_Short exercise_:
Quote the listing below in its entirety.

Dataset rows about figures
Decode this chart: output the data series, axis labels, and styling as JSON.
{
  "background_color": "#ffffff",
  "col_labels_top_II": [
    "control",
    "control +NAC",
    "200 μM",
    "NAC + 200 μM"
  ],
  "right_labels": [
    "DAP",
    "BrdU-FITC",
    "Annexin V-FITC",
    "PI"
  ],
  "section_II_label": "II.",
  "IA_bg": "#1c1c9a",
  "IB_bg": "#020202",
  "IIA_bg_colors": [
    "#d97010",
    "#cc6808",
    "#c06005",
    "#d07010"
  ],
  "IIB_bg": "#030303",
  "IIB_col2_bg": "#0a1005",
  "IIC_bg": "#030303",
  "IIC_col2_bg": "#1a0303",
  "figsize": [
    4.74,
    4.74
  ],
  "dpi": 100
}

_Correct result_:
Decode this chart: output the data series, axis labels, and styling as JSON.
{
  "background_color": "#ffffff",
  "col_labels_top_II": [
    "control",
    "control +NAC",
    "200 μM",
    "NAC + 200 μM"
  ],
  "right_labels": [
    "DAP",
    "BrdU-FITC",
    "Annexin V-FITC",
    "PI"
  ],
  "section_II_label": "II.",
  "IA_bg": "#1c1c9a",
  "IB_bg": "#020202",
  "IIA_bg_colors": [
    "#d97010",
    "#cc6808",
    "#c06005",
    "#d07010"
  ],
  "IIB_bg": "#030303",
  "IIB_col2_bg": "#0a1005",
  "IIC_bg": "#030303",
  "IIC_col2_bg": "#1a0303",
  "figsize": [
    4.74,
    4.74
  ],
  "dpi": 100
}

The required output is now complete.